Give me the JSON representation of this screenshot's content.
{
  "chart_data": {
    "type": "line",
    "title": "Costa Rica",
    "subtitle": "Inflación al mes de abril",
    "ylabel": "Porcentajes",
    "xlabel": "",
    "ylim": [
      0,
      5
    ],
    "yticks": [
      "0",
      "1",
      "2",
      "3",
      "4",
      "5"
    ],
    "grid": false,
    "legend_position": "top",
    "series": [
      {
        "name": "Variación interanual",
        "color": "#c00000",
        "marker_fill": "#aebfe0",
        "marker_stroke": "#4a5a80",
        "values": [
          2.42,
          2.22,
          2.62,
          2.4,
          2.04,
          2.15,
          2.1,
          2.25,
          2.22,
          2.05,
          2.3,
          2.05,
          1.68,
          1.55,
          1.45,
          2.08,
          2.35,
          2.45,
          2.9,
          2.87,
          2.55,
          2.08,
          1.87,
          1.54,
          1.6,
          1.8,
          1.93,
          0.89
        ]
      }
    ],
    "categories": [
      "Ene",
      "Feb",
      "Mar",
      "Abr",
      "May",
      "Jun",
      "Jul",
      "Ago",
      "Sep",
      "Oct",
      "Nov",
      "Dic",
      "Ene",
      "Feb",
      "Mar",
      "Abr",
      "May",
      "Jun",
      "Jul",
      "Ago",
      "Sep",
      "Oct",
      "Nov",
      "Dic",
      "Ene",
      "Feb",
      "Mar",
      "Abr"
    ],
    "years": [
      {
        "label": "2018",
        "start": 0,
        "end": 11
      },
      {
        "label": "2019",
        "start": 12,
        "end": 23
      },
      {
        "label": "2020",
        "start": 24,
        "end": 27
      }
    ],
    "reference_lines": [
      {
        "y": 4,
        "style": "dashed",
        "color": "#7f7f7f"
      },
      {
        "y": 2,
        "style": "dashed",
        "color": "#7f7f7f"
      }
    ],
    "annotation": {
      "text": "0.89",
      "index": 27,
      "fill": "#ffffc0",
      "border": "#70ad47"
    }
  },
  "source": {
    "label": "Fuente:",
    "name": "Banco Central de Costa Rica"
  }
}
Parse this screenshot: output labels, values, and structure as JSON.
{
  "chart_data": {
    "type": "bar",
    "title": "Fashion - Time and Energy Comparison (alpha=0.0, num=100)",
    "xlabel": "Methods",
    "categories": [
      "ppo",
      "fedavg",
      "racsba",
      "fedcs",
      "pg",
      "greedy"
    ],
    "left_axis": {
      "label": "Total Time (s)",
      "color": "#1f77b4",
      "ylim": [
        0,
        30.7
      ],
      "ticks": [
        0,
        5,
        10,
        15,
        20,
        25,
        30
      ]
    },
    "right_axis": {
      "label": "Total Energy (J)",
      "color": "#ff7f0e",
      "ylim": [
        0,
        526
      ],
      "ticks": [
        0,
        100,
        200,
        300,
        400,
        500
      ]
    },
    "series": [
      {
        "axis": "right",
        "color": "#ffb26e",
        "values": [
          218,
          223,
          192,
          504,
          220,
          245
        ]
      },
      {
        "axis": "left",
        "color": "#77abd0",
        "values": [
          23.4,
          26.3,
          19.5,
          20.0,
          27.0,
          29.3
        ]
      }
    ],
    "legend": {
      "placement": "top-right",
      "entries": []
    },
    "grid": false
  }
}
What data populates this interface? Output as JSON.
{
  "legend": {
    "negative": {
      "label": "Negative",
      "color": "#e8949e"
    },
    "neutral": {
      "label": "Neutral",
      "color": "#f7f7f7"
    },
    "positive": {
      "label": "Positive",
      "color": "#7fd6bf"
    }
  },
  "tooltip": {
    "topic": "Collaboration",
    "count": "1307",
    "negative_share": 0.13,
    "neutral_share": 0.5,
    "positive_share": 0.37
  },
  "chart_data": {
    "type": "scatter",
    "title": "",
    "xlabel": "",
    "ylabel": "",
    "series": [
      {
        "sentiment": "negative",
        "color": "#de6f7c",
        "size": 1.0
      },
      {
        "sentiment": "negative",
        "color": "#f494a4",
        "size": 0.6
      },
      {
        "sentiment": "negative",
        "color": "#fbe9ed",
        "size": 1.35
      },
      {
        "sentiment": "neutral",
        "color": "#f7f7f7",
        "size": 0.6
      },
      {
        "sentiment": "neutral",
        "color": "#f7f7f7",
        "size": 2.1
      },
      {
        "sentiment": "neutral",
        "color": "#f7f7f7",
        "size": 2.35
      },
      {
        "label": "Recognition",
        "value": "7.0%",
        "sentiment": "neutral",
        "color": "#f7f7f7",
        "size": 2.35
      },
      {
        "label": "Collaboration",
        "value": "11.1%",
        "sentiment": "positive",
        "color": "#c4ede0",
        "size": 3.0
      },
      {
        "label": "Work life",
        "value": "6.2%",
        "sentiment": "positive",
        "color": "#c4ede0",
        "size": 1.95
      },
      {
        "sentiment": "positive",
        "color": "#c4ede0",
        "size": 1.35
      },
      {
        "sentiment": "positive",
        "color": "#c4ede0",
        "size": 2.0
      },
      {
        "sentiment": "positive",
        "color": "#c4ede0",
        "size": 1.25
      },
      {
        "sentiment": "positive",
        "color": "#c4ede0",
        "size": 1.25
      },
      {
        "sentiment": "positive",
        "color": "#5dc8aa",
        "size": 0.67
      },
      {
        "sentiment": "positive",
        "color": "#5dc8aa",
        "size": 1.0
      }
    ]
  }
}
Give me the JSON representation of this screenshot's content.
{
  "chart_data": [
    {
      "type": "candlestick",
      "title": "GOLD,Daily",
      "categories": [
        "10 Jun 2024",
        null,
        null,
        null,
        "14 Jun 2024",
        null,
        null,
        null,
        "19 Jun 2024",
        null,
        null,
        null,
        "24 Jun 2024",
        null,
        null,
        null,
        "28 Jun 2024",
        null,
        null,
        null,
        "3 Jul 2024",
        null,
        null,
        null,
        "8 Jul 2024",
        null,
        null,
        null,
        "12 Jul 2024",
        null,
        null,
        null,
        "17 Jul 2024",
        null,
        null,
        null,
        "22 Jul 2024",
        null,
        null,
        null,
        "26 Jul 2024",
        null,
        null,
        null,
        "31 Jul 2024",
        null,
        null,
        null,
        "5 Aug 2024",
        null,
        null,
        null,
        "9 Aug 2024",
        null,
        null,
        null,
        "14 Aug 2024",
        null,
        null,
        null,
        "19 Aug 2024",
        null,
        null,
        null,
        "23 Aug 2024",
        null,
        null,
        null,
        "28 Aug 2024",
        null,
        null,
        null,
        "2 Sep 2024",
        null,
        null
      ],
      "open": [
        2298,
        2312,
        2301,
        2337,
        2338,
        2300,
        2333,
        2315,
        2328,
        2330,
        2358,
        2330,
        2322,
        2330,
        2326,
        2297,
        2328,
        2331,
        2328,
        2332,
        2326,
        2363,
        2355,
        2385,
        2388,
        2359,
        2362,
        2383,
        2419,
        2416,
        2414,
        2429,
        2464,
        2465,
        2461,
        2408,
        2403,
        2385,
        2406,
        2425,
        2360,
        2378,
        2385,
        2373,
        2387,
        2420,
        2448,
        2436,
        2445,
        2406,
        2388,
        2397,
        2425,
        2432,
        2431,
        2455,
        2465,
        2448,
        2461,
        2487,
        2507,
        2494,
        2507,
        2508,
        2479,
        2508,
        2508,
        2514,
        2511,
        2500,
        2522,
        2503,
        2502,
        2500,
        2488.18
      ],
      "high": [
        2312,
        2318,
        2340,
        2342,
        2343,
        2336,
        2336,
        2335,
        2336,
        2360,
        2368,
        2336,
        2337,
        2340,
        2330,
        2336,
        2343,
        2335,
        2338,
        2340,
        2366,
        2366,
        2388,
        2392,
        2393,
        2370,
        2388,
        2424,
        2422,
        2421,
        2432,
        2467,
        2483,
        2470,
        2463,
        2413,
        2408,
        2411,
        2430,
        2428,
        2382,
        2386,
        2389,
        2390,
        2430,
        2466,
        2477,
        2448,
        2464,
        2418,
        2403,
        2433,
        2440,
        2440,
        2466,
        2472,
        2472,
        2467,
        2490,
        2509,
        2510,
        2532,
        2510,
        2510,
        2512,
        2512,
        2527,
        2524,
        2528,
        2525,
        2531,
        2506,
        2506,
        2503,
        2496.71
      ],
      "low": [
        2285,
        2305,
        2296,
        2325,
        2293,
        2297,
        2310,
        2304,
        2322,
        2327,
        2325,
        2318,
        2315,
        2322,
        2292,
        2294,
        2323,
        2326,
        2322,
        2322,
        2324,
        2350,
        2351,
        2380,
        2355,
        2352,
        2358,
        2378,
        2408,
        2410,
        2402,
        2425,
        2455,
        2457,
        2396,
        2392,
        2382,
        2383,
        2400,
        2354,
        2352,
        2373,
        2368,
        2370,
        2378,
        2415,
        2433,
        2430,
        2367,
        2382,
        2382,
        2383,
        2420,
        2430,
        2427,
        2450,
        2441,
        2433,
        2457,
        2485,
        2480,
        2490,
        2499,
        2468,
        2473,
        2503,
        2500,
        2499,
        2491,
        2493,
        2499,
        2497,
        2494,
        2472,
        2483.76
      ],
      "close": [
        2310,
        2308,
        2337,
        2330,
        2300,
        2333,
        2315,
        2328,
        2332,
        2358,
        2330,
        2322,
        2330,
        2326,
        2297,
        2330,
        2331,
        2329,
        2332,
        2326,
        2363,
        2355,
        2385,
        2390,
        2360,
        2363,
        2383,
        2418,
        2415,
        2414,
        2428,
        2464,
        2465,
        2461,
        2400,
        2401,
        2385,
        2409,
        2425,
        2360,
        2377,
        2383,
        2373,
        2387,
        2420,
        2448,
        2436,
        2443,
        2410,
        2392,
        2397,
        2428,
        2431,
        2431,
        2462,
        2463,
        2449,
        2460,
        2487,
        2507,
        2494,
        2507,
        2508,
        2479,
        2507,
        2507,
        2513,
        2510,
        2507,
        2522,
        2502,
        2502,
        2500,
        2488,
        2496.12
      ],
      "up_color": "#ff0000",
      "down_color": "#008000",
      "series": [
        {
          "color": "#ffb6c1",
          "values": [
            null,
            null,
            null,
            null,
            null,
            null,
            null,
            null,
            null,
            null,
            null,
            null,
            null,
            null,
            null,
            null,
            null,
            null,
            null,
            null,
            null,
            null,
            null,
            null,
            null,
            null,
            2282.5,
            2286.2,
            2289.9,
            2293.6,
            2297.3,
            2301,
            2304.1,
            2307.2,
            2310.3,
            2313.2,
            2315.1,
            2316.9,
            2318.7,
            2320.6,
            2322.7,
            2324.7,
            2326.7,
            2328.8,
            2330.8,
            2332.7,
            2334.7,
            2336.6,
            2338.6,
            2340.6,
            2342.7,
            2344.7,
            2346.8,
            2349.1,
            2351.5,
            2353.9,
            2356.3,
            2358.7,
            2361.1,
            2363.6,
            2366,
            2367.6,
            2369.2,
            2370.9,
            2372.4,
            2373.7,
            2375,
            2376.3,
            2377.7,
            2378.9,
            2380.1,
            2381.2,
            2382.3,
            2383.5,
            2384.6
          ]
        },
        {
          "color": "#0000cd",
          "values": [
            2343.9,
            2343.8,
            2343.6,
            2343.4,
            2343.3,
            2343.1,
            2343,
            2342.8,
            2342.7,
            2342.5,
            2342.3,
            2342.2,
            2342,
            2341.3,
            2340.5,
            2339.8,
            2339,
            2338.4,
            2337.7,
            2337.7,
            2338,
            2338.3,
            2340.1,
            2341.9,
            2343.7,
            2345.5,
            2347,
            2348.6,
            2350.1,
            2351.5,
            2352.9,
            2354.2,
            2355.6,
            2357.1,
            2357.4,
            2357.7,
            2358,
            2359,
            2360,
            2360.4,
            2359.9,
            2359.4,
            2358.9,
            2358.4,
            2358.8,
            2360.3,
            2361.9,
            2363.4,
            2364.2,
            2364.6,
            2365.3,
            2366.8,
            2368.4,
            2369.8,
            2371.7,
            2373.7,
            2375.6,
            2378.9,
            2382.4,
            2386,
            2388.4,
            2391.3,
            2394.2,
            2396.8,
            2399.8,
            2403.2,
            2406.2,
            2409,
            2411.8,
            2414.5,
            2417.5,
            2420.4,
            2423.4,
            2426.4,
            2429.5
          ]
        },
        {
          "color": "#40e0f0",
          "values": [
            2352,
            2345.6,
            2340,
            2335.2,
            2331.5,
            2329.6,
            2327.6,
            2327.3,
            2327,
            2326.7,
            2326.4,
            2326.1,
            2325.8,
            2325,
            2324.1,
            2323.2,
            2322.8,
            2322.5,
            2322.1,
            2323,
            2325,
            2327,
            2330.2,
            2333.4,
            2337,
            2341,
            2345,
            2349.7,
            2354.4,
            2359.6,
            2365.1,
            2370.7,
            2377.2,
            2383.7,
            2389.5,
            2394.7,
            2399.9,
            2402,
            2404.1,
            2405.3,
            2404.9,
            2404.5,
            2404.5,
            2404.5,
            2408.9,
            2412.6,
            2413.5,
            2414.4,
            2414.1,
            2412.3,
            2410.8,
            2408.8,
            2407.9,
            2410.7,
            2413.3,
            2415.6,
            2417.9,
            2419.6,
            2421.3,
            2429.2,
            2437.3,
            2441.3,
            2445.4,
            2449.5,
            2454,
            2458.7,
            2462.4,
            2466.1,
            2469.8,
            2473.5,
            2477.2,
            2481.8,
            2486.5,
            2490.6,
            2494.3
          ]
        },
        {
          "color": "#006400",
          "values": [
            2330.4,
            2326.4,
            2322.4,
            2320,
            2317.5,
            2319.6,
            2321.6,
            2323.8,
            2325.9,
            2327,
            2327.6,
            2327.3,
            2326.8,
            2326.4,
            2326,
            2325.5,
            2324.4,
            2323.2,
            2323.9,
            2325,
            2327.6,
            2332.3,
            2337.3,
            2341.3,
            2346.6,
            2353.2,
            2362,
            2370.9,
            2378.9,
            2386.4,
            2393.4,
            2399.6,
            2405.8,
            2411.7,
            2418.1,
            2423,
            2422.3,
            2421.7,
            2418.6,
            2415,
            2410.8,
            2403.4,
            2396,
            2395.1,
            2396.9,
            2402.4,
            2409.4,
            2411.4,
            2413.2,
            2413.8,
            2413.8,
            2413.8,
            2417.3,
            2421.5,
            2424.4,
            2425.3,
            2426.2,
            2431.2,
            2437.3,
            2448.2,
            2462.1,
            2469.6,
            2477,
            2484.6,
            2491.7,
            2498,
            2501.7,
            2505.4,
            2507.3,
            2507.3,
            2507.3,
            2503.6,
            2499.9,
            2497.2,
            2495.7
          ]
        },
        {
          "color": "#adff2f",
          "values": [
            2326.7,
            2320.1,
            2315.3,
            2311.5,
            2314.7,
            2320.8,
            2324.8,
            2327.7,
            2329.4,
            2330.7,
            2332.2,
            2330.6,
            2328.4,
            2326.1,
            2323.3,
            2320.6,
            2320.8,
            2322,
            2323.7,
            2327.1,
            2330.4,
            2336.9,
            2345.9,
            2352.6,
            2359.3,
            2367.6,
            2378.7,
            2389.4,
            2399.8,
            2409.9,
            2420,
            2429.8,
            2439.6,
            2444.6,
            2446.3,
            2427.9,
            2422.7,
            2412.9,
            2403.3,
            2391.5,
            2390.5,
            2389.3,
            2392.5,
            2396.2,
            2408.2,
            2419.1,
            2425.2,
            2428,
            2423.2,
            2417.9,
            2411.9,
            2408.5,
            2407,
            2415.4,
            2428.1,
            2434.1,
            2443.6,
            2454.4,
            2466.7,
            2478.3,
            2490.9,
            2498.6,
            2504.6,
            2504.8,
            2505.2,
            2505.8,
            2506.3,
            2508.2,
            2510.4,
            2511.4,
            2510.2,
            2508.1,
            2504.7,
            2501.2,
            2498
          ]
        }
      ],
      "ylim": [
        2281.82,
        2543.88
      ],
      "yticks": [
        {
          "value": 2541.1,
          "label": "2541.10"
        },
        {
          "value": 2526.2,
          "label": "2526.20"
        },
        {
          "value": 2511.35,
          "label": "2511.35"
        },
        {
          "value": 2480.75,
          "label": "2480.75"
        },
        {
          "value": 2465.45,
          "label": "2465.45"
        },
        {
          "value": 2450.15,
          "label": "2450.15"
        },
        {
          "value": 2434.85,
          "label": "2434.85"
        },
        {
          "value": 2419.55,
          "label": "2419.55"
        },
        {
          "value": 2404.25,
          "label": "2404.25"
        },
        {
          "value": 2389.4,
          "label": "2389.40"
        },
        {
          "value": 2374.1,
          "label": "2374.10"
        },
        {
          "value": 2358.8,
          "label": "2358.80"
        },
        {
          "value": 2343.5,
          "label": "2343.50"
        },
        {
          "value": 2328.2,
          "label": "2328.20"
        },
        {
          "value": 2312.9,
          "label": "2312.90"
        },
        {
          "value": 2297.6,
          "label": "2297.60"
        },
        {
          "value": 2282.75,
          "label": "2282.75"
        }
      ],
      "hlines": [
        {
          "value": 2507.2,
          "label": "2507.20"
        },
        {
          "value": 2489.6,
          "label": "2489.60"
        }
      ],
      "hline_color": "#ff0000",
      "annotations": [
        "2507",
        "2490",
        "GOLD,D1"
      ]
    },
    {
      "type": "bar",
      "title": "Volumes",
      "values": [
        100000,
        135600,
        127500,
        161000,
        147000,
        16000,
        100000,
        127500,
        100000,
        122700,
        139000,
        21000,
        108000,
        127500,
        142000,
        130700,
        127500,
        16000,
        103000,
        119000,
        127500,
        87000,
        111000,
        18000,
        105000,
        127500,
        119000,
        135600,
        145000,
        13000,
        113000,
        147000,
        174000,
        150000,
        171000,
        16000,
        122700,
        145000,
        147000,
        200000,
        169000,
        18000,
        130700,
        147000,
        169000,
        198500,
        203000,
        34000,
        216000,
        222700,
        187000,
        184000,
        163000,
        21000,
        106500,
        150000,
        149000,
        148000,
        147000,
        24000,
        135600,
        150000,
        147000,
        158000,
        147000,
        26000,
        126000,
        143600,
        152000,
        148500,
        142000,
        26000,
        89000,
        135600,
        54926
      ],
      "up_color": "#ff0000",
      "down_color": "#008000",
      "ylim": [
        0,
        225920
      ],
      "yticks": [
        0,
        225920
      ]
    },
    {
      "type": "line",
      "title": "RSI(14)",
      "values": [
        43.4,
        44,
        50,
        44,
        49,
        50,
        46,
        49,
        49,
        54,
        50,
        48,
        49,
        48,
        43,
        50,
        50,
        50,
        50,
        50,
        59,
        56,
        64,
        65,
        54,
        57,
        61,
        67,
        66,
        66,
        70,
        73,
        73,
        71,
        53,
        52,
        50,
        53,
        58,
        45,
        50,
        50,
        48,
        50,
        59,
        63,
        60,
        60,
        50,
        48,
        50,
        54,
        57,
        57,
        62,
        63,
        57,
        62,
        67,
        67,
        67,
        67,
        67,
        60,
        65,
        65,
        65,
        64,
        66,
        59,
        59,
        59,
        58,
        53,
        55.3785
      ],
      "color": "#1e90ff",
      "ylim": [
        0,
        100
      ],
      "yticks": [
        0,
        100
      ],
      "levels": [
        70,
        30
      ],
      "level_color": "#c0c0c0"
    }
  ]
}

########################################

To be done :: Copy all lines from the data that hold the word "Energy".

The completed task ::
    "title": "Fashion - Time and Energy Comparison (alpha=0.0, num=100)",
      "label": "Total Energy (J)",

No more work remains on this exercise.